═══ RECORDS FOR THIS EXERCISE ═══

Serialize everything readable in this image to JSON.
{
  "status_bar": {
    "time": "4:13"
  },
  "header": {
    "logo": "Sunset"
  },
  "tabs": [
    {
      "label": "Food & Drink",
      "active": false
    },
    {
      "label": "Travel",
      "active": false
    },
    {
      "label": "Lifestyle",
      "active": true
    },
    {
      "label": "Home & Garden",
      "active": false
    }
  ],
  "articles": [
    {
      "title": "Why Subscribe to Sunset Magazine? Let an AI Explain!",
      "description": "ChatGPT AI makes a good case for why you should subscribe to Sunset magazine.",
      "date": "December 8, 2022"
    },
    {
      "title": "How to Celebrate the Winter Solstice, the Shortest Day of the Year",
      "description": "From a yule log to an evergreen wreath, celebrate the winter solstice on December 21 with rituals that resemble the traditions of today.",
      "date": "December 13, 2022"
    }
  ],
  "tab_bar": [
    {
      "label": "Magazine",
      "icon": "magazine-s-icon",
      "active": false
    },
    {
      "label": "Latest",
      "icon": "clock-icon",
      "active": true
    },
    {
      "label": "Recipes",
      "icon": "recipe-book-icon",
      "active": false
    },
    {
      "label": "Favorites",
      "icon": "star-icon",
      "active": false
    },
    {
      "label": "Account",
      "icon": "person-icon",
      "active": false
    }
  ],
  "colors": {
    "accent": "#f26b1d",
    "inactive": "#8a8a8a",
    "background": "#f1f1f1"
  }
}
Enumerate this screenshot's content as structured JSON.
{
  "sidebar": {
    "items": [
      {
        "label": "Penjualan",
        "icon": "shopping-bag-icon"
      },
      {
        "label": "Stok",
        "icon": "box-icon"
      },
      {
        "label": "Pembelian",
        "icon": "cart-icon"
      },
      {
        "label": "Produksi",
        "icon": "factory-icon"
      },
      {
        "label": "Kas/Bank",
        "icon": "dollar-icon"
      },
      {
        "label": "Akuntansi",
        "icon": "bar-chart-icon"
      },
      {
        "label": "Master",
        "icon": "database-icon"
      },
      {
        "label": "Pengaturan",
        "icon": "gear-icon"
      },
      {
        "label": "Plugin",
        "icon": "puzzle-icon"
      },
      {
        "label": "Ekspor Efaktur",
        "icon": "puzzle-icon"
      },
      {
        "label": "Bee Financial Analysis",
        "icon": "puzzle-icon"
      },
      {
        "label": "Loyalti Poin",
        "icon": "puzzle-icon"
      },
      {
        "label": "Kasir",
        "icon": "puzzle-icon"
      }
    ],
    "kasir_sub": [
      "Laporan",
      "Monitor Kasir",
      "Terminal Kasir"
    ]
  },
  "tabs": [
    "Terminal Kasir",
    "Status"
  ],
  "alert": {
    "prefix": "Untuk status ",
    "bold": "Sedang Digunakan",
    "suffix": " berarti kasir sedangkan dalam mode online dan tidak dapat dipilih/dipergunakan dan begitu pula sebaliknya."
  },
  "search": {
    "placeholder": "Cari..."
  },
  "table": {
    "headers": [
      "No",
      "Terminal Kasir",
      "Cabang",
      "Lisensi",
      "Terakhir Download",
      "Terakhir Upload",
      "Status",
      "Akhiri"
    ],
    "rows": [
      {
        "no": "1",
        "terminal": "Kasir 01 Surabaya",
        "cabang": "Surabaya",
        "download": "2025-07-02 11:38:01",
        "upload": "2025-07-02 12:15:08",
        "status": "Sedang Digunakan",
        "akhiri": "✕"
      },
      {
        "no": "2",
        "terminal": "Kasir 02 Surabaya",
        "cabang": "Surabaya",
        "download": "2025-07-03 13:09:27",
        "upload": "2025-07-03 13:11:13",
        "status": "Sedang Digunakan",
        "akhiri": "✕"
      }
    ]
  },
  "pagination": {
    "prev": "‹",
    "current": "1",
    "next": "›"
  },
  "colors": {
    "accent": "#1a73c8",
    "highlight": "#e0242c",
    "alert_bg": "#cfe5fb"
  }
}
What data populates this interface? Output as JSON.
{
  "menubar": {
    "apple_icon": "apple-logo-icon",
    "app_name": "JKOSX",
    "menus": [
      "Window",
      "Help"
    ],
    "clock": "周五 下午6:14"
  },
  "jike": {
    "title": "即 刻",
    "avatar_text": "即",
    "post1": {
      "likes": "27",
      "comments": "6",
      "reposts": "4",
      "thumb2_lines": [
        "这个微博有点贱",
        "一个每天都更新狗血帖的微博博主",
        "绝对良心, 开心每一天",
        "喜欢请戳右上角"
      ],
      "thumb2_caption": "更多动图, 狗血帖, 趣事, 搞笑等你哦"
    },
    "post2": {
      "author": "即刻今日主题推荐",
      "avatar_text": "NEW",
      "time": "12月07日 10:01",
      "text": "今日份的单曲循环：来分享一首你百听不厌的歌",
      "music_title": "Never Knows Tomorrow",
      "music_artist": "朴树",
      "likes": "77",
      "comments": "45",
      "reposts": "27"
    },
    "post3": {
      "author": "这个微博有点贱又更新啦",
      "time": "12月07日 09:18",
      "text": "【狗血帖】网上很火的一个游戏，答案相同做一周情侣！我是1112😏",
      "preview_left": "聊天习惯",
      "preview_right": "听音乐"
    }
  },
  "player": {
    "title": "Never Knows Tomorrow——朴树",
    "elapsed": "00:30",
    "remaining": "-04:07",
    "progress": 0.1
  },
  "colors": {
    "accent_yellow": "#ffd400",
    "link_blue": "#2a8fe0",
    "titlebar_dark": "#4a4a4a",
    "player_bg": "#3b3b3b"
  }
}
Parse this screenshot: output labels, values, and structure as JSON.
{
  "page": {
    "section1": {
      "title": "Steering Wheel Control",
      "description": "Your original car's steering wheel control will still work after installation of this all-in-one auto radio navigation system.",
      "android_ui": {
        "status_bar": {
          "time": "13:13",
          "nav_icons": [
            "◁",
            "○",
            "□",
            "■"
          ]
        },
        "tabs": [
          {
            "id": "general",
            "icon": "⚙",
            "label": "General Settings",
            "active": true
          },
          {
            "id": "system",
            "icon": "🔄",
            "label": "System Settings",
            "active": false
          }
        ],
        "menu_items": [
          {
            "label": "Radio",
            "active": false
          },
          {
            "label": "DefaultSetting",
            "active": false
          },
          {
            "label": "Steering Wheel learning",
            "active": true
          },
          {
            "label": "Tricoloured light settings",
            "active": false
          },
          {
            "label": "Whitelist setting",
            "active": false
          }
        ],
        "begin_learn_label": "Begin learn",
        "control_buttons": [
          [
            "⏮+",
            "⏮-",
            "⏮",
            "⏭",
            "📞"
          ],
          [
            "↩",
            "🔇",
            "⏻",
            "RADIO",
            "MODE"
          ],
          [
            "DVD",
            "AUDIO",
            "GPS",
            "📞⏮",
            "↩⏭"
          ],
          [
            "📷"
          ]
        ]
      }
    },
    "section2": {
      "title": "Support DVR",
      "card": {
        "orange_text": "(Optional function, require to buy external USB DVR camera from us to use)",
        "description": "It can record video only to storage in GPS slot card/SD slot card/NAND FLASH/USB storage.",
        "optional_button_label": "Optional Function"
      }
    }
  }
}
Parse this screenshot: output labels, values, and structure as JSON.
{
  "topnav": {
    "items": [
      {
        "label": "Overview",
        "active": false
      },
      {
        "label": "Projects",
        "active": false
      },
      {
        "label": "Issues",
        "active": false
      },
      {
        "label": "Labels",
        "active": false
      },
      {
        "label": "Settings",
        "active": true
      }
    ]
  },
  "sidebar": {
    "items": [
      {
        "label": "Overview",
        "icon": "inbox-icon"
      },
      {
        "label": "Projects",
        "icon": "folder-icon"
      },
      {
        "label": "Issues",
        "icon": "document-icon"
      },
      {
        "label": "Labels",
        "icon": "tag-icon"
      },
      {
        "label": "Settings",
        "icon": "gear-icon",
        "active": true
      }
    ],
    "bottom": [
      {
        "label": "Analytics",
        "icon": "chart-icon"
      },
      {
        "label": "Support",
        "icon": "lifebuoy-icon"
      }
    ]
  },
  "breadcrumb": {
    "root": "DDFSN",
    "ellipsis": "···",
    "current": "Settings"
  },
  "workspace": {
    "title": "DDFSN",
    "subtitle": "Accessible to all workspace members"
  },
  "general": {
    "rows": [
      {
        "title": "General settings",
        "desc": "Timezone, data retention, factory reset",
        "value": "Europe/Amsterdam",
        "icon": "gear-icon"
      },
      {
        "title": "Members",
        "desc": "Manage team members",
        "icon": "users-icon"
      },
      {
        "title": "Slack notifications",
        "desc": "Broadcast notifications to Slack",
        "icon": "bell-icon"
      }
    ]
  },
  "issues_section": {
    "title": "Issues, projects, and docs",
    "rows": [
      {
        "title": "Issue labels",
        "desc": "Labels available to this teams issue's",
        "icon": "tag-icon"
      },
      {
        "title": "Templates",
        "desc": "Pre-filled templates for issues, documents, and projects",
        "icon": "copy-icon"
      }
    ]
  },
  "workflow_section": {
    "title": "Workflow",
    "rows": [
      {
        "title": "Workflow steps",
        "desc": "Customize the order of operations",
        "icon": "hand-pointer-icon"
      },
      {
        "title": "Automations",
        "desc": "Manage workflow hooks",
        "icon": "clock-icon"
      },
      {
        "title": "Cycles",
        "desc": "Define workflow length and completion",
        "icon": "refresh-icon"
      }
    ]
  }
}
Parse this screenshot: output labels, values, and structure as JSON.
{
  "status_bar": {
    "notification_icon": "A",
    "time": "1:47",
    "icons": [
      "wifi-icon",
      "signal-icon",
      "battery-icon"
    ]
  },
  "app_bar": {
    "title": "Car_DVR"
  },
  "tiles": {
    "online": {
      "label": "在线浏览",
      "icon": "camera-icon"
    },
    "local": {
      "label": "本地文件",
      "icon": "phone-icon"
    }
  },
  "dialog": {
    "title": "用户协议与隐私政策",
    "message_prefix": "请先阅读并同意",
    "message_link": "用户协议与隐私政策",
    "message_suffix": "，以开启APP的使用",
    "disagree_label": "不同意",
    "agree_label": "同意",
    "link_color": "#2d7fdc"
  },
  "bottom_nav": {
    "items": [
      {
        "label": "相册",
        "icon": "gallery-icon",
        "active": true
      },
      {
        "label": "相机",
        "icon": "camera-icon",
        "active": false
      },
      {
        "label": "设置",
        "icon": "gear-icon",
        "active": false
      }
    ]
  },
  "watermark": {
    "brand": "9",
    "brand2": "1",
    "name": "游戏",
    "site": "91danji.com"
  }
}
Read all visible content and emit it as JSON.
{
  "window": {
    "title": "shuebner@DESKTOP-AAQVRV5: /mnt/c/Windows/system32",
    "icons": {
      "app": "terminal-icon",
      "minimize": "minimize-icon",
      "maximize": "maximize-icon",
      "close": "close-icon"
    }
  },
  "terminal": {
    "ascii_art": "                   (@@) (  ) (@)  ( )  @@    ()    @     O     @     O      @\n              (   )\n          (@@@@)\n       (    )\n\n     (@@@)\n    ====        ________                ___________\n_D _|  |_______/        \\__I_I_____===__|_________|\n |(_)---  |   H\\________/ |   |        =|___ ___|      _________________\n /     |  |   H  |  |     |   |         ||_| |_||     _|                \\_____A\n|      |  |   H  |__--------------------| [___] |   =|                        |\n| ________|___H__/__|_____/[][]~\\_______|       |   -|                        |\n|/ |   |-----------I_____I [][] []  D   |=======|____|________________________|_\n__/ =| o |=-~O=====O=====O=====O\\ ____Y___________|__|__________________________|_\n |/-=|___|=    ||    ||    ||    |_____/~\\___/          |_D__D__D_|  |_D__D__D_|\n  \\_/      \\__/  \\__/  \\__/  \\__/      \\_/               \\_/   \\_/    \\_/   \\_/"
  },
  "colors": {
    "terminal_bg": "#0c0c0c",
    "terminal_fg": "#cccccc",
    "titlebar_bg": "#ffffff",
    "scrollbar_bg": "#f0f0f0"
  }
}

═══

# STATED EXERCISE
From the line holding "Read all visible content and emit it as JSON." to the last line of the records, quote each line exactly and add nothing.

# FULL OUTPUT
Read all visible content and emit it as JSON.
{
  "window": {
    "title": "shuebner@DESKTOP-AAQVRV5: /mnt/c/Windows/system32",
    "icons": {
      "app": "terminal-icon",
      "minimize": "minimize-icon",
      "maximize": "maximize-icon",
      "close": "close-icon"
    }
  },
  "terminal": {
    "ascii_art": "                   (@@) (  ) (@)  ( )  @@    ()    @     O     @     O      @\n              (   )\n          (@@@@)\n       (    )\n\n     (@@@)\n    ====        ________                ___________\n_D _|  |_______/        \\__I_I_____===__|_________|\n |(_)---  |   H\\________/ |   |        =|___ ___|      _________________\n /     |  |   H  |  |     |   |         ||_| |_||     _|                \\_____A\n|      |  |   H  |__--------------------| [___] |   =|                        |\n| ________|___H__/__|_____/[][]~\\_______|       |   -|                        |\n|/ |   |-----------I_____I [][] []  D   |=======|____|________________________|_\n__/ =| o |=-~O=====O=====O=====O\\ ____Y___________|__|__________________________|_\n |/-=|___|=    ||    ||    ||    |_____/~\\___/          |_D__D__D_|  |_D__D__D_|\n  \\_/      \\__/  \\__/  \\__/  \\__/      \\_/               \\_/   \\_/    \\_/   \\_/"
  },
  "colors": {
    "terminal_bg": "#0c0c0c",
    "terminal_fg": "#cccccc",
    "titlebar_bg": "#ffffff",
    "scrollbar_bg": "#f0f0f0"
  }
}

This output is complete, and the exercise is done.